— TEXTE PRÉSENTÉ —

* * *

Haïti : « On ne peut pas décider pour les gens ce qu’ils doivent avoir »
De l’ouragan Katrina au séisme en Haïti, qu’apprenons-nous pour reconstruire avec tous ? Une conférence publique animée par Claire Hédon, journaliste à RFI, s’est déroulée en lien direct avec Port-au-Prince et La Nouvelle Orléans. En voici quelques extraits.
– « L’objectif pour changer les choses ne peut pas être quantitatif, par exemple « nous voulons atteindre 20 000, 50 000, 10 000 personnes ». Cela crée de la violence et des rapports de force. Nous devons atteindre tout le monde, et surtout ceux qui sont invisibles. À ce moment-là, l’autre n’est plus un danger : l’autre est un semblable et on est ensemble au niveau d’une action pour la paix » (Eugen Brand, délégué général)
– « C’était pour moi la récompense de toutes ces années d’avoir été quelque chose qui essaie de ressembler à un chanteur : me trouver dans ces tentes avec ces vieilles dames, ces mères et pères courageux et ces grand-mères incroyables (la chanteuse a été accueillie par l’équipe d’Atd Quart Monde à Port-au-Prince du 4 au 8 avril). Des choses que [les Haïtiens] peuvent nous dire, c’est de quelle façon nous avons peut-être perdu la fraternité. Cela, ils me l’ont appris » (Jane Birkin) .

« Passant de la colonisation à l’esclavage, nous avons une longue histoire de marginalisation où le peuple haïtien n’a jamais eu l’occasion de s’exprimer. […] À la Conférence de New York (conférence internationale des pays donateurs pour un nouvel avenir en Haïti, qui s’est tenue le 31 mars à New York), il y a eu une prise de conscience des Haïtiens et de la communauté internationale que l’on ne peut pas décider pour les gens ce qu’ils doivent avoir » (Michèle Montas, conseillère auprès du représentant spécial de l’ONU en Haïti) .
« Il faut soutenir la solidarité entre les Haïtiens. Au début, ils unissent leurs forces, mais après, des querelles peuvent ressurgir. Est-ce que les normes de construction vont être respectées pour tous, est-ce qu’il ne va pas rester des gens au bord de la route ? » (Chantal Peaudeau, déléguée de l’Université Populaire Quart Monde d’Île-de-France) .
« Les familles [de la Nouvelle Orléans] nous disent qu’elles ont été oubliées [après l’ouragan Katrina] ; les écoles ne se sont pas réouvertes comme avant, les loyers ont augmenté… La ville a été reconstruite, mais pas pour les plus pauvres » (Maria Victoire, volontaire permanente d’Atd Quart Monde à La Nouvelle-Orléans) .

* * *

— DONNÉES D'ENTRÉE —
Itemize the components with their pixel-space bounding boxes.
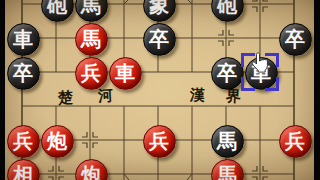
xiangqi-board: 楚河 漢界 砲馬象砲車馬卒卒卒兵車卒車兵炮兵馬兵相炮馬 [0, 0, 320, 180]
letterbox-bar-left [0, 0, 5, 180]
piece-black-soldier[interactable]: 卒 [143, 23, 176, 56]
piece-black-horse[interactable]: 馬 [211, 125, 244, 158]
piece-red-soldier[interactable]: 兵 [143, 125, 176, 158]
letterbox-bar-right [314, 0, 320, 180]
piece-red-chariot[interactable]: 車 [109, 57, 142, 90]
piece-red-soldier[interactable]: 兵 [75, 57, 108, 90]
piece-red-cannon[interactable]: 炮 [41, 125, 74, 158]
hand-cursor-icon [251, 52, 268, 73]
piece-red-soldier[interactable]: 兵 [7, 125, 40, 158]
piece-black-chariot[interactable]: 車 [7, 23, 40, 56]
piece-black-soldier[interactable]: 卒 [211, 57, 244, 90]
piece-black-soldier[interactable]: 卒 [279, 23, 312, 56]
piece-black-soldier[interactable]: 卒 [7, 57, 40, 90]
piece-red-soldier[interactable]: 兵 [279, 125, 312, 158]
piece-red-horse[interactable]: 馬 [75, 23, 108, 56]
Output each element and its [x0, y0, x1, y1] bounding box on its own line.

* * *

— LISTE DES TÂCHES —
1. Selon le texte sur Haïti, à quelle date s'est tenue la Conférence de New York ?
2. Relevez chaque ligne des enregistrements qui contient la chaîne « bounding », en tenant compte de la casse.

— RÉSULTATS DES TÂCHES —
1. Le 31 mars.

2.
Itemize the components with their pixel-space bounding boxes.
Output each element and its [x0, y0, x1, y1] bounding box on its own line.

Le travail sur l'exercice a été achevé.